_What this task involves:_
Repeat the entries verbatim, beginning with the first line of the entries and continuing through the line containing "Bar bbox=[460, 148, 488, 317]", with both ends included.

_Input material:_
*****

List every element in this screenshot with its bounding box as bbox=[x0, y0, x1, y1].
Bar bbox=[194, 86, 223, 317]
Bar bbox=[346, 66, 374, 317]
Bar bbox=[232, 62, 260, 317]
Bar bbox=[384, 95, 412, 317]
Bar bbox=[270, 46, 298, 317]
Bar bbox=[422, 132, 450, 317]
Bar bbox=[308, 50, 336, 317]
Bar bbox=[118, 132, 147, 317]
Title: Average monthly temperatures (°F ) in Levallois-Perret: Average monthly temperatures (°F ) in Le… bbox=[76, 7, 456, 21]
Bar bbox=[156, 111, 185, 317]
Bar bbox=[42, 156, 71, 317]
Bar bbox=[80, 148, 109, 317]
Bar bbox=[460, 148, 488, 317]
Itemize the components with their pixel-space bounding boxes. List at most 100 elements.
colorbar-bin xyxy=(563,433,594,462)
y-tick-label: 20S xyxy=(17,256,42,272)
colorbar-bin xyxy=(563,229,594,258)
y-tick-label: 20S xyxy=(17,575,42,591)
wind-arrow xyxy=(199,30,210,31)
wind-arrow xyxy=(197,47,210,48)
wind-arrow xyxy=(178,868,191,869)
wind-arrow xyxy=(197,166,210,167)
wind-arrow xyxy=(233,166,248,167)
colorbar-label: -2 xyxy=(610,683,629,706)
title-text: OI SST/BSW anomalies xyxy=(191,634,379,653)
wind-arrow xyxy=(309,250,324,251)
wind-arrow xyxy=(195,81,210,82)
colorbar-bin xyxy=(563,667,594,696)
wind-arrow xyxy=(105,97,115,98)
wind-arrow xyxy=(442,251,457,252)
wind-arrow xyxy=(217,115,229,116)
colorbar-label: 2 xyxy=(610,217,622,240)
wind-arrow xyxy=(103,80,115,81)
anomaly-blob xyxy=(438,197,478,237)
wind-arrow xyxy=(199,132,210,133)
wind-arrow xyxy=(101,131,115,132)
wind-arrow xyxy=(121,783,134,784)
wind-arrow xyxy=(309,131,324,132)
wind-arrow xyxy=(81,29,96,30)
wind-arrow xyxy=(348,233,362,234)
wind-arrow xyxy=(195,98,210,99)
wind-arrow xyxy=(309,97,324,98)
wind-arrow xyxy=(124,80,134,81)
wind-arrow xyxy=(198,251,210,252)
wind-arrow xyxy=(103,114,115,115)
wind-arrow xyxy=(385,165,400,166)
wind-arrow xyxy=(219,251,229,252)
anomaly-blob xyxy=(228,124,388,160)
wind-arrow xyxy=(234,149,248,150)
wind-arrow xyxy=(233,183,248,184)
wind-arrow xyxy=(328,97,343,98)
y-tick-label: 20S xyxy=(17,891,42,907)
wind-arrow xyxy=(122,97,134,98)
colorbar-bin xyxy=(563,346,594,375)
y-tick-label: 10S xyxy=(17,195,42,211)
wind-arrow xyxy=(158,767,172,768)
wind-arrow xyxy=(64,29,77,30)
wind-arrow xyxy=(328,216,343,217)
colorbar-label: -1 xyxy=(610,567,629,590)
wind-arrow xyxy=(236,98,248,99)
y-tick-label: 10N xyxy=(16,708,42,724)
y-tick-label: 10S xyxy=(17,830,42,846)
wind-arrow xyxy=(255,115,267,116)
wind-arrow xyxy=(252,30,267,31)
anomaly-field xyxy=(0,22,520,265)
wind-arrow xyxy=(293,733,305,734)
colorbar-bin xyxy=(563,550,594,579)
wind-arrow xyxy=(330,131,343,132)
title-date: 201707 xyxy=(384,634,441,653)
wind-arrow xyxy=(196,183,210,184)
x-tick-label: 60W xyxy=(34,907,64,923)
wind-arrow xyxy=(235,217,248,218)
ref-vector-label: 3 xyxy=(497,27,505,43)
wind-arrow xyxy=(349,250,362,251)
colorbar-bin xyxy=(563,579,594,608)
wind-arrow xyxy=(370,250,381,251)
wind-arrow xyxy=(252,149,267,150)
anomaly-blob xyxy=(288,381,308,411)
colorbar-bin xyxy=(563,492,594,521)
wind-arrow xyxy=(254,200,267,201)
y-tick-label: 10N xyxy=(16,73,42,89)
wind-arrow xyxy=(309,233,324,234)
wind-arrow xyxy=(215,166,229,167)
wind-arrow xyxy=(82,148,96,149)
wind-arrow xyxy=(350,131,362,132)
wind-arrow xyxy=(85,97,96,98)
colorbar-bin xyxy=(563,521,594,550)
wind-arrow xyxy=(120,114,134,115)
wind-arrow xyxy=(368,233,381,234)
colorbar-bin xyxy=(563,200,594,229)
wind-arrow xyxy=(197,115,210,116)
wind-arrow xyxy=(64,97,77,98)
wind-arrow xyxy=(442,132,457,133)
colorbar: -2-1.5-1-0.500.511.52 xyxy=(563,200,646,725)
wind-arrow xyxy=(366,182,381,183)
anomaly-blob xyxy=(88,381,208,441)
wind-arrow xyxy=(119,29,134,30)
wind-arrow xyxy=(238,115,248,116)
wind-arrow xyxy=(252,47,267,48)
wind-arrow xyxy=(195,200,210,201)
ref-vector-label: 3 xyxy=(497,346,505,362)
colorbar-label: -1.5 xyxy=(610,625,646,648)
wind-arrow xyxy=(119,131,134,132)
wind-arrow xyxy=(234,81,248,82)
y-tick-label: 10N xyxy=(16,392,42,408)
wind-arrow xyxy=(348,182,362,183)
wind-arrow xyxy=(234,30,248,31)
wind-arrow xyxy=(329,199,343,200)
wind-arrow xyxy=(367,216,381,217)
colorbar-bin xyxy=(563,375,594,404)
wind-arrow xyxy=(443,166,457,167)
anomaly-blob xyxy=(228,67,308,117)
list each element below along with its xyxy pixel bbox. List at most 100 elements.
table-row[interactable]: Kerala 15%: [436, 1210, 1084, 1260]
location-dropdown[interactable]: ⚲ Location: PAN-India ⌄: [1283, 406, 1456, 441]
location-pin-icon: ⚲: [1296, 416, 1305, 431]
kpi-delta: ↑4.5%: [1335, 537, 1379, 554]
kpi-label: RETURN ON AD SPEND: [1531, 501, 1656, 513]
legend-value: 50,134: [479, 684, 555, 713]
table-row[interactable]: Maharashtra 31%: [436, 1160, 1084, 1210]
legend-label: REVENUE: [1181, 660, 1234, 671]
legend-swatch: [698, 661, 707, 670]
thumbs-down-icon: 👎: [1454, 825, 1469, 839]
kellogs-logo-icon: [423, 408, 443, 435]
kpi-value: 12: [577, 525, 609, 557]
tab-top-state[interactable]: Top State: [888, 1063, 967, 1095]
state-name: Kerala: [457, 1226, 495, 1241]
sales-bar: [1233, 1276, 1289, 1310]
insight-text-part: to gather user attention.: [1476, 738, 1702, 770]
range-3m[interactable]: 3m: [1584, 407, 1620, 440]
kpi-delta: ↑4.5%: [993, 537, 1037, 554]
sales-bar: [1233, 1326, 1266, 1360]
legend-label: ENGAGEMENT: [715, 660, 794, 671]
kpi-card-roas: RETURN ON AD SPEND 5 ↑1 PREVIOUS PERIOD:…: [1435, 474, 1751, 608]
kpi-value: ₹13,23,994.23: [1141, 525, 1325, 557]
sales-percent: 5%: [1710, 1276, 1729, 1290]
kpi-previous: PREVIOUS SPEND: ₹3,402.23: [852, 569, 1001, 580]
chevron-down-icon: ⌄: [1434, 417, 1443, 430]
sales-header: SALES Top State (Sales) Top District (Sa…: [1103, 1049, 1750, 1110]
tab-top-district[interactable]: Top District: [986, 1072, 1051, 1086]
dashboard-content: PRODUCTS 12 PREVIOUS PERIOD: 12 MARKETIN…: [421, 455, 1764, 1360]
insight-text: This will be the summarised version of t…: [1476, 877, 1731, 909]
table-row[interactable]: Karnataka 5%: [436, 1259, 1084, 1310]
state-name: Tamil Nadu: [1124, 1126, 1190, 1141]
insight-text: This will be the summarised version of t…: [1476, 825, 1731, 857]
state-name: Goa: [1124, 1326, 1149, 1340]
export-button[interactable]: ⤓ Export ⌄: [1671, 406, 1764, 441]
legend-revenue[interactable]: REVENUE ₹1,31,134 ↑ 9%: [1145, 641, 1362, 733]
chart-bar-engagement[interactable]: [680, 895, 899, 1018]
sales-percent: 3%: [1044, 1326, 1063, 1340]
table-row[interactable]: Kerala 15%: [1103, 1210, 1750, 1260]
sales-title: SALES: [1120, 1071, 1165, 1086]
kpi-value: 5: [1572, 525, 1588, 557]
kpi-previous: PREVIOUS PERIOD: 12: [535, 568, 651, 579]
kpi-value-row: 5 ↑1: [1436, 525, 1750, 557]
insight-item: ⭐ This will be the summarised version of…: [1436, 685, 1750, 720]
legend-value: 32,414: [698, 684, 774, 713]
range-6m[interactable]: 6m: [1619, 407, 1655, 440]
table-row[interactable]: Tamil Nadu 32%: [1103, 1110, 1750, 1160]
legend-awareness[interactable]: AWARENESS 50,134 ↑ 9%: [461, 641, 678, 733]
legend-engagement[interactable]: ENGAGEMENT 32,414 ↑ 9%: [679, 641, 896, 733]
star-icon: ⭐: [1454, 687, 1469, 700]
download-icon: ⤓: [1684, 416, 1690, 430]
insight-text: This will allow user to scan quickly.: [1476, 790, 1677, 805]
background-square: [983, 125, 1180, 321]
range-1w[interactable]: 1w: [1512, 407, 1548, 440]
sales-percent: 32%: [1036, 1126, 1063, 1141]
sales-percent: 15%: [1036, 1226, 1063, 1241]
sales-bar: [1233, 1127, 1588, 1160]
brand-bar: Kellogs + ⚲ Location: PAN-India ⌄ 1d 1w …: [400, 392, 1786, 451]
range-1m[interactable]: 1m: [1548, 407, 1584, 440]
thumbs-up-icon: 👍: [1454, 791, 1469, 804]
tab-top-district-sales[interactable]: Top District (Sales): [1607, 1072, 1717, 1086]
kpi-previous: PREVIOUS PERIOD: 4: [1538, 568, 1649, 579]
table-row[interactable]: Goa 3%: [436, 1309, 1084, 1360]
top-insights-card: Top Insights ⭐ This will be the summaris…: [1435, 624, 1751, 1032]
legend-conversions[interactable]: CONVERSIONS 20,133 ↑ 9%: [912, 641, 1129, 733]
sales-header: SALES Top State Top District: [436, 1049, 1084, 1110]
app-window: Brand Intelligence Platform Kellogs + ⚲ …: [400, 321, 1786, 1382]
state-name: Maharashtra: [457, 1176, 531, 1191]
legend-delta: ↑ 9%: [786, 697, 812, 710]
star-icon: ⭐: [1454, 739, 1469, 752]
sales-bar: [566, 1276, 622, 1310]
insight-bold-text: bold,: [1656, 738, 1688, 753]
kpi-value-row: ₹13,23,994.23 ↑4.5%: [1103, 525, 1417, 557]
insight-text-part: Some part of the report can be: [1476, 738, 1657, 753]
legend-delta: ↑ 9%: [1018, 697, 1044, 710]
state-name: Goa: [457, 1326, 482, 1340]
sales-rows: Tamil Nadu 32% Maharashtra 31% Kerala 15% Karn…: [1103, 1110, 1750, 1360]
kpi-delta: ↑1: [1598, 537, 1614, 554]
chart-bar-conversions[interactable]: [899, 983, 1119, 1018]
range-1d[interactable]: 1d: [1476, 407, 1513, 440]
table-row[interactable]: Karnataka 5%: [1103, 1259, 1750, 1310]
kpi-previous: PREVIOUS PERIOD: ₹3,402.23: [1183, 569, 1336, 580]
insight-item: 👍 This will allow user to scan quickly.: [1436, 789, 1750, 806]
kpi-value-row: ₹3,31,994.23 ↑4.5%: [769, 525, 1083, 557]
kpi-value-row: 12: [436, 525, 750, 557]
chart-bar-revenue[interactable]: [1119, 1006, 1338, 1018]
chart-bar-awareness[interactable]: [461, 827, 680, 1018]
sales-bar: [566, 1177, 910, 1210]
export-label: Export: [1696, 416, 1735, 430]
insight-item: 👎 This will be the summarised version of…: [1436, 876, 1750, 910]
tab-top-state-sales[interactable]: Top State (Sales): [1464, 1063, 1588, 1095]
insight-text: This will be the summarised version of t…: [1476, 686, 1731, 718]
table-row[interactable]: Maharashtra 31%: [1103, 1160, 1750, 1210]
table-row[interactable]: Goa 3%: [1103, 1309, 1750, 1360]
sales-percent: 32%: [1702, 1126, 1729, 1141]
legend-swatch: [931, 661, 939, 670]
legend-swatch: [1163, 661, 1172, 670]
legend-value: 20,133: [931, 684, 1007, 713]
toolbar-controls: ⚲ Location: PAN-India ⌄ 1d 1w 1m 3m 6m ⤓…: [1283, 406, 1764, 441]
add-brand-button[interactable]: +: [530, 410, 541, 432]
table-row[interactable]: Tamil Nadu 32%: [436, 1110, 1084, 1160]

*****

_Exercise output:_
List every element in this screenshot with its bounding box as bbox=[x0, y0, x1, y1].
Bar bbox=[194, 86, 223, 317]
Bar bbox=[346, 66, 374, 317]
Bar bbox=[232, 62, 260, 317]
Bar bbox=[384, 95, 412, 317]
Bar bbox=[270, 46, 298, 317]
Bar bbox=[422, 132, 450, 317]
Bar bbox=[308, 50, 336, 317]
Bar bbox=[118, 132, 147, 317]
Title: Average monthly temperatures (°F ) in Levallois-Perret: Average monthly temperatures (°F ) in Le… bbox=[76, 7, 456, 21]
Bar bbox=[156, 111, 185, 317]
Bar bbox=[42, 156, 71, 317]
Bar bbox=[80, 148, 109, 317]
Bar bbox=[460, 148, 488, 317]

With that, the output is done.